Data shown:

☆ ☆ ☆ ☆

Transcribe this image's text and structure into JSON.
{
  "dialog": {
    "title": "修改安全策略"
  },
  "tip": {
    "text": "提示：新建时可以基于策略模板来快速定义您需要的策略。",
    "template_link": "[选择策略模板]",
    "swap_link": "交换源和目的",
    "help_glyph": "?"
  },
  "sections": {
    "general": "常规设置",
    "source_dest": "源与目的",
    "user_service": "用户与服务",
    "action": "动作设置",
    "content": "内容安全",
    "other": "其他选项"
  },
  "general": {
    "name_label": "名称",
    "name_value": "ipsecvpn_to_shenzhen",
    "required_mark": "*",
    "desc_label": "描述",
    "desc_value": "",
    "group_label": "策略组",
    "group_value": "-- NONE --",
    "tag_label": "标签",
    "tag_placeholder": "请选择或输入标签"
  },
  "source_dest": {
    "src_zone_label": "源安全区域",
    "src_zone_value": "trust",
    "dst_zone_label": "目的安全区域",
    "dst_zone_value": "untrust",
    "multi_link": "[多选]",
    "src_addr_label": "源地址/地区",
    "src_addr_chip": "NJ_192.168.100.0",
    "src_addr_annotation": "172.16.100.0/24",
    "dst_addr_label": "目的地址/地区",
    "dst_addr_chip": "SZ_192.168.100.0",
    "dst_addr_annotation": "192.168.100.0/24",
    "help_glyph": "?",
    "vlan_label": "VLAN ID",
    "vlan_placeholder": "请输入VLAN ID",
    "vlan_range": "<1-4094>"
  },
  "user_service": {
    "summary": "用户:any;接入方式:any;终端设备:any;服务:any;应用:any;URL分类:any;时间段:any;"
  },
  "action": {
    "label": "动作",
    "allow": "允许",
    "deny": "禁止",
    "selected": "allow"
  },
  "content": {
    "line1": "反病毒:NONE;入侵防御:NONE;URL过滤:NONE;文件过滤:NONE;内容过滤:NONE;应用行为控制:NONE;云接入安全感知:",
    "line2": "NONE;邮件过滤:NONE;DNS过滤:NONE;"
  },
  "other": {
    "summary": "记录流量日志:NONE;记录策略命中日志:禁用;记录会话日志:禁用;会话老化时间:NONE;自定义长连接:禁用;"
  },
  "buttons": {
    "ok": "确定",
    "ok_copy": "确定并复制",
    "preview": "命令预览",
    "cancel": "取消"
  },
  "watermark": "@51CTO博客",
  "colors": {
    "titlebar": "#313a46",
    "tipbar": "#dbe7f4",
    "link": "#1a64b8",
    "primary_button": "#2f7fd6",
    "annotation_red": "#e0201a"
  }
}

☆ ☆ ☆ ☆

Exercise instructions:
Copy out the whole listing exactly; please set it all down.

Completed task:
Transcribe this image's text and structure into JSON.
{
  "dialog": {
    "title": "修改安全策略"
  },
  "tip": {
    "text": "提示：新建时可以基于策略模板来快速定义您需要的策略。",
    "template_link": "[选择策略模板]",
    "swap_link": "交换源和目的",
    "help_glyph": "?"
  },
  "sections": {
    "general": "常规设置",
    "source_dest": "源与目的",
    "user_service": "用户与服务",
    "action": "动作设置",
    "content": "内容安全",
    "other": "其他选项"
  },
  "general": {
    "name_label": "名称",
    "name_value": "ipsecvpn_to_shenzhen",
    "required_mark": "*",
    "desc_label": "描述",
    "desc_value": "",
    "group_label": "策略组",
    "group_value": "-- NONE --",
    "tag_label": "标签",
    "tag_placeholder": "请选择或输入标签"
  },
  "source_dest": {
    "src_zone_label": "源安全区域",
    "src_zone_value": "trust",
    "dst_zone_label": "目的安全区域",
    "dst_zone_value": "untrust",
    "multi_link": "[多选]",
    "src_addr_label": "源地址/地区",
    "src_addr_chip": "NJ_192.168.100.0",
    "src_addr_annotation": "172.16.100.0/24",
    "dst_addr_label": "目的地址/地区",
    "dst_addr_chip": "SZ_192.168.100.0",
    "dst_addr_annotation": "192.168.100.0/24",
    "help_glyph": "?",
    "vlan_label": "VLAN ID",
    "vlan_placeholder": "请输入VLAN ID",
    "vlan_range": "<1-4094>"
  },
  "user_service": {
    "summary": "用户:any;接入方式:any;终端设备:any;服务:any;应用:any;URL分类:any;时间段:any;"
  },
  "action": {
    "label": "动作",
    "allow": "允许",
    "deny": "禁止",
    "selected": "allow"
  },
  "content": {
    "line1": "反病毒:NONE;入侵防御:NONE;URL过滤:NONE;文件过滤:NONE;内容过滤:NONE;应用行为控制:NONE;云接入安全感知:",
    "line2": "NONE;邮件过滤:NONE;DNS过滤:NONE;"
  },
  "other": {
    "summary": "记录流量日志:NONE;记录策略命中日志:禁用;记录会话日志:禁用;会话老化时间:NONE;自定义长连接:禁用;"
  },
  "buttons": {
    "ok": "确定",
    "ok_copy": "确定并复制",
    "preview": "命令预览",
    "cancel": "取消"
  },
  "watermark": "@51CTO博客",
  "colors": {
    "titlebar": "#313a46",
    "tipbar": "#dbe7f4",
    "link": "#1a64b8",
    "primary_button": "#2f7fd6",
    "annotation_red": "#e0201a"
  }
}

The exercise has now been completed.